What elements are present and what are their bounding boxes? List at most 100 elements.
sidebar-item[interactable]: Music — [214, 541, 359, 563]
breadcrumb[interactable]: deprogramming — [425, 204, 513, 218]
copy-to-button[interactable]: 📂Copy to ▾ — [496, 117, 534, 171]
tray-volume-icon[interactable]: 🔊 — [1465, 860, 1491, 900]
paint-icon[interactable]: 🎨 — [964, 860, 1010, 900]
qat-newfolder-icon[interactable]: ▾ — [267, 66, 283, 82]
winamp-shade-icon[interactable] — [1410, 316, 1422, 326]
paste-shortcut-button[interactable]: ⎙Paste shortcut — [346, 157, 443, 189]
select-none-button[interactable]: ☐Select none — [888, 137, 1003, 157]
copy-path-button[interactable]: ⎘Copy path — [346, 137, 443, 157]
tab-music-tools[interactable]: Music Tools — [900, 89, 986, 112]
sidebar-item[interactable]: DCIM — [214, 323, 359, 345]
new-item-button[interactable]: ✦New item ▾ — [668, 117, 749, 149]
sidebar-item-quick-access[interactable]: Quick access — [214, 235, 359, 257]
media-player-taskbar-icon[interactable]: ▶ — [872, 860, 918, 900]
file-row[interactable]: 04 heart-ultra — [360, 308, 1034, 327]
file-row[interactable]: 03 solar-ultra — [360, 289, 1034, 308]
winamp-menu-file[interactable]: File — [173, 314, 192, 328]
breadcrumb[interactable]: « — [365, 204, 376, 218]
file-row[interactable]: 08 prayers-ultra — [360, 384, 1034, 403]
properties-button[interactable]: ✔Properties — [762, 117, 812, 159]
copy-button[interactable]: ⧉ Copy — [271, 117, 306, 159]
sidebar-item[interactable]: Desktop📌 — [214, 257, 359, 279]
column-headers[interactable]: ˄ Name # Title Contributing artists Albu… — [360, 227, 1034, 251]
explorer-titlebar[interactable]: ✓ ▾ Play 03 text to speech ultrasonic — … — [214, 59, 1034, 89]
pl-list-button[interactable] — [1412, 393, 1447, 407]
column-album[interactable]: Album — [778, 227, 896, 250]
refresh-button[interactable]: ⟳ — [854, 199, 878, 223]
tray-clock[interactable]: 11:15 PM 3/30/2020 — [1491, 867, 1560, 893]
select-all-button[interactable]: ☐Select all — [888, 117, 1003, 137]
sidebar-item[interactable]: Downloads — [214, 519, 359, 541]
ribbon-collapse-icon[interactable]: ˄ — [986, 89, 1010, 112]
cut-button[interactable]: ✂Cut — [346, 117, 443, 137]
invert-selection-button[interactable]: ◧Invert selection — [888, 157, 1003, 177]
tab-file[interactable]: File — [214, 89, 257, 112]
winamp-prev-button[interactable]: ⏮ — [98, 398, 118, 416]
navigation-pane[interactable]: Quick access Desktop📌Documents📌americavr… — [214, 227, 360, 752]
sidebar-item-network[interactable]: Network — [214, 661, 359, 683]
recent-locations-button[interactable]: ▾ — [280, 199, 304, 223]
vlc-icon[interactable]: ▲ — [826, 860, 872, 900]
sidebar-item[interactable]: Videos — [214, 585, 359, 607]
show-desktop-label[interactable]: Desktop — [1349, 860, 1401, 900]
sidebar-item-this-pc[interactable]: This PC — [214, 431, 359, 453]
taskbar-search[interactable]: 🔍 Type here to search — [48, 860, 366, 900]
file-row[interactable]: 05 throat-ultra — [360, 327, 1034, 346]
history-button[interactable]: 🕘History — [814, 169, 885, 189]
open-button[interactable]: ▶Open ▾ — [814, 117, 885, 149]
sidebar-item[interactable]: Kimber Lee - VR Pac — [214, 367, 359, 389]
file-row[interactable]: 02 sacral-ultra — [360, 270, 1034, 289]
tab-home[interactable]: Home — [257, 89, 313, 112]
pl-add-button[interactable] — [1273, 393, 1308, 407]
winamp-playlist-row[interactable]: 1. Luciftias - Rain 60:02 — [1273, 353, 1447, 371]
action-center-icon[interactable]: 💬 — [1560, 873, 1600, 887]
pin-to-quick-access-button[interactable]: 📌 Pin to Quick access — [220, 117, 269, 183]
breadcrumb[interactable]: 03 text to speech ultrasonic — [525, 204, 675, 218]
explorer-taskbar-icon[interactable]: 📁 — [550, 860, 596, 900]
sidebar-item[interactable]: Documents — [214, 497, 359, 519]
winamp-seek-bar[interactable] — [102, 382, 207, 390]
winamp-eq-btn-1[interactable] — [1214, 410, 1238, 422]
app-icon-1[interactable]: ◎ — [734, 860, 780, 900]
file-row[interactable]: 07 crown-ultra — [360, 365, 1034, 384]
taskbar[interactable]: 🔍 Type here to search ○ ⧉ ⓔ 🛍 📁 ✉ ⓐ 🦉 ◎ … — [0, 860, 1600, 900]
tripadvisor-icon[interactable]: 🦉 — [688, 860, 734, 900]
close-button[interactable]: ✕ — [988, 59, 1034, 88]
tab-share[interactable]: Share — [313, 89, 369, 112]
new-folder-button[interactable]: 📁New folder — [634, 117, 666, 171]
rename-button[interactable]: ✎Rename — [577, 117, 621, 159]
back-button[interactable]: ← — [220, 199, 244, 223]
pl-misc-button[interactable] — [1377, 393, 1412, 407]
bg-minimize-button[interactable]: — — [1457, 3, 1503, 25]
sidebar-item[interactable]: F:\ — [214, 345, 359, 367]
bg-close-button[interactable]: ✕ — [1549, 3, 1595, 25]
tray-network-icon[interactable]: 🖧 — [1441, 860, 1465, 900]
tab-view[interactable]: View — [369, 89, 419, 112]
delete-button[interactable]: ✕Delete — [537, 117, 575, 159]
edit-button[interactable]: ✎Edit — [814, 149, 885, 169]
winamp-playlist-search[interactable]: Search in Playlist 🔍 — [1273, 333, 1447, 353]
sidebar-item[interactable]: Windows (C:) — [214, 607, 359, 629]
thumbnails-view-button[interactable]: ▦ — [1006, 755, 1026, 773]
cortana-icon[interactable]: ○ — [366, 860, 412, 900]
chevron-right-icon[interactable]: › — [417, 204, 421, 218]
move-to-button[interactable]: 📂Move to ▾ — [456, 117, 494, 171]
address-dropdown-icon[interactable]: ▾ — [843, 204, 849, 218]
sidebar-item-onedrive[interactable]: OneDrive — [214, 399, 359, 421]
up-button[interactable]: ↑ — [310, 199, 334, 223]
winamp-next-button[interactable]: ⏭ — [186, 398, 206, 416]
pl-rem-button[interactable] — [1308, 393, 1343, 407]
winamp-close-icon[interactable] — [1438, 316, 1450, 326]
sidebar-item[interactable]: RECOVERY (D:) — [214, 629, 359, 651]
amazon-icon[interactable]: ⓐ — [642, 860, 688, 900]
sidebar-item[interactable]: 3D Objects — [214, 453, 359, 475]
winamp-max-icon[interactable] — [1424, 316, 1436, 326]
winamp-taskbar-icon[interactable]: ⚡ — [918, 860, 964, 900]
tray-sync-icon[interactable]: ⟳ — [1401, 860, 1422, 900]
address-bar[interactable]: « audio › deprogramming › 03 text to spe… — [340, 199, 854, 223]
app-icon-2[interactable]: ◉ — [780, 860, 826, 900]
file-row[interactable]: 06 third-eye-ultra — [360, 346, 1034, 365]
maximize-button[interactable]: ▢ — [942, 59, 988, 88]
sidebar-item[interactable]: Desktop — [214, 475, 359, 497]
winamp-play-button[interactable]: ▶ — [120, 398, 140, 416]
· · · ·
> _YOUR OBJECTIVE_
Transcribe all of the entries above verbatim, line by line.

> _SOLUTION TO THE PROBLEM_
What elements are present and what are their bounding boxes? List at most 100 elements.
sidebar-item[interactable]: Music — [214, 541, 359, 563]
breadcrumb[interactable]: deprogramming — [425, 204, 513, 218]
copy-to-button[interactable]: 📂Copy to ▾ — [496, 117, 534, 171]
tray-volume-icon[interactable]: 🔊 — [1465, 860, 1491, 900]
paint-icon[interactable]: 🎨 — [964, 860, 1010, 900]
qat-newfolder-icon[interactable]: ▾ — [267, 66, 283, 82]
winamp-shade-icon[interactable] — [1410, 316, 1422, 326]
paste-shortcut-button[interactable]: ⎙Paste shortcut — [346, 157, 443, 189]
select-none-button[interactable]: ☐Select none — [888, 137, 1003, 157]
copy-path-button[interactable]: ⎘Copy path — [346, 137, 443, 157]
tab-music-tools[interactable]: Music Tools — [900, 89, 986, 112]
sidebar-item[interactable]: DCIM — [214, 323, 359, 345]
new-item-button[interactable]: ✦New item ▾ — [668, 117, 749, 149]
sidebar-item-quick-access[interactable]: Quick access — [214, 235, 359, 257]
media-player-taskbar-icon[interactable]: ▶ — [872, 860, 918, 900]
file-row[interactable]: 04 heart-ultra — [360, 308, 1034, 327]
file-row[interactable]: 03 solar-ultra — [360, 289, 1034, 308]
winamp-menu-file[interactable]: File — [173, 314, 192, 328]
breadcrumb[interactable]: « — [365, 204, 376, 218]
file-row[interactable]: 08 prayers-ultra — [360, 384, 1034, 403]
properties-button[interactable]: ✔Properties — [762, 117, 812, 159]
copy-button[interactable]: ⧉ Copy — [271, 117, 306, 159]
sidebar-item[interactable]: Desktop📌 — [214, 257, 359, 279]
column-headers[interactable]: ˄ Name # Title Contributing artists Albu… — [360, 227, 1034, 251]
explorer-titlebar[interactable]: ✓ ▾ Play 03 text to speech ultrasonic — … — [214, 59, 1034, 89]
pl-list-button[interactable] — [1412, 393, 1447, 407]
column-album[interactable]: Album — [778, 227, 896, 250]
refresh-button[interactable]: ⟳ — [854, 199, 878, 223]
tray-clock[interactable]: 11:15 PM 3/30/2020 — [1491, 867, 1560, 893]
select-all-button[interactable]: ☐Select all — [888, 117, 1003, 137]
sidebar-item[interactable]: Downloads — [214, 519, 359, 541]
ribbon-collapse-icon[interactable]: ˄ — [986, 89, 1010, 112]
cut-button[interactable]: ✂Cut — [346, 117, 443, 137]
invert-selection-button[interactable]: ◧Invert selection — [888, 157, 1003, 177]
tab-file[interactable]: File — [214, 89, 257, 112]
winamp-prev-button[interactable]: ⏮ — [98, 398, 118, 416]
navigation-pane[interactable]: Quick access Desktop📌Documents📌americavr… — [214, 227, 360, 752]
sidebar-item-network[interactable]: Network — [214, 661, 359, 683]
recent-locations-button[interactable]: ▾ — [280, 199, 304, 223]
vlc-icon[interactable]: ▲ — [826, 860, 872, 900]
sidebar-item[interactable]: Videos — [214, 585, 359, 607]
show-desktop-label[interactable]: Desktop — [1349, 860, 1401, 900]
sidebar-item-this-pc[interactable]: This PC — [214, 431, 359, 453]
taskbar-search[interactable]: 🔍 Type here to search — [48, 860, 366, 900]
file-row[interactable]: 05 throat-ultra — [360, 327, 1034, 346]
history-button[interactable]: 🕘History — [814, 169, 885, 189]
open-button[interactable]: ▶Open ▾ — [814, 117, 885, 149]
sidebar-item[interactable]: Kimber Lee - VR Pac — [214, 367, 359, 389]
file-row[interactable]: 02 sacral-ultra — [360, 270, 1034, 289]
tab-home[interactable]: Home — [257, 89, 313, 112]
pl-add-button[interactable] — [1273, 393, 1308, 407]
winamp-playlist-row[interactable]: 1. Luciftias - Rain 60:02 — [1273, 353, 1447, 371]
action-center-icon[interactable]: 💬 — [1560, 873, 1600, 887]
pin-to-quick-access-button[interactable]: 📌 Pin to Quick access — [220, 117, 269, 183]
breadcrumb[interactable]: 03 text to speech ultrasonic — [525, 204, 675, 218]
explorer-taskbar-icon[interactable]: 📁 — [550, 860, 596, 900]
sidebar-item[interactable]: Documents — [214, 497, 359, 519]
winamp-seek-bar[interactable] — [102, 382, 207, 390]
winamp-eq-btn-1[interactable] — [1214, 410, 1238, 422]
app-icon-1[interactable]: ◎ — [734, 860, 780, 900]
file-row[interactable]: 07 crown-ultra — [360, 365, 1034, 384]
taskbar[interactable]: 🔍 Type here to search ○ ⧉ ⓔ 🛍 📁 ✉ ⓐ 🦉 ◎ … — [0, 860, 1600, 900]
tripadvisor-icon[interactable]: 🦉 — [688, 860, 734, 900]
close-button[interactable]: ✕ — [988, 59, 1034, 88]
tab-share[interactable]: Share — [313, 89, 369, 112]
new-folder-button[interactable]: 📁New folder — [634, 117, 666, 171]
rename-button[interactable]: ✎Rename — [577, 117, 621, 159]
back-button[interactable]: ← — [220, 199, 244, 223]
pl-misc-button[interactable] — [1377, 393, 1412, 407]
bg-minimize-button[interactable]: — — [1457, 3, 1503, 25]
sidebar-item[interactable]: F:\ — [214, 345, 359, 367]
bg-close-button[interactable]: ✕ — [1549, 3, 1595, 25]
tray-network-icon[interactable]: 🖧 — [1441, 860, 1465, 900]
tab-view[interactable]: View — [369, 89, 419, 112]
delete-button[interactable]: ✕Delete — [537, 117, 575, 159]
edit-button[interactable]: ✎Edit — [814, 149, 885, 169]
winamp-playlist-search[interactable]: Search in Playlist 🔍 — [1273, 333, 1447, 353]
sidebar-item[interactable]: Windows (C:) — [214, 607, 359, 629]
thumbnails-view-button[interactable]: ▦ — [1006, 755, 1026, 773]
cortana-icon[interactable]: ○ — [366, 860, 412, 900]
chevron-right-icon[interactable]: › — [417, 204, 421, 218]
move-to-button[interactable]: 📂Move to ▾ — [456, 117, 494, 171]
address-dropdown-icon[interactable]: ▾ — [843, 204, 849, 218]
sidebar-item-onedrive[interactable]: OneDrive — [214, 399, 359, 421]
up-button[interactable]: ↑ — [310, 199, 334, 223]
winamp-next-button[interactable]: ⏭ — [186, 398, 206, 416]
pl-rem-button[interactable] — [1308, 393, 1343, 407]
winamp-close-icon[interactable] — [1438, 316, 1450, 326]
sidebar-item[interactable]: RECOVERY (D:) — [214, 629, 359, 651]
amazon-icon[interactable]: ⓐ — [642, 860, 688, 900]
sidebar-item[interactable]: 3D Objects — [214, 453, 359, 475]
winamp-max-icon[interactable] — [1424, 316, 1436, 326]
winamp-taskbar-icon[interactable]: ⚡ — [918, 860, 964, 900]
tray-sync-icon[interactable]: ⟳ — [1401, 860, 1422, 900]
address-bar[interactable]: « audio › deprogramming › 03 text to spe… — [340, 199, 854, 223]
app-icon-2[interactable]: ◉ — [780, 860, 826, 900]
file-row[interactable]: 06 third-eye-ultra — [360, 346, 1034, 365]
maximize-button[interactable]: ▢ — [942, 59, 988, 88]
sidebar-item[interactable]: Desktop — [214, 475, 359, 497]
winamp-play-button[interactable]: ▶ — [120, 398, 140, 416]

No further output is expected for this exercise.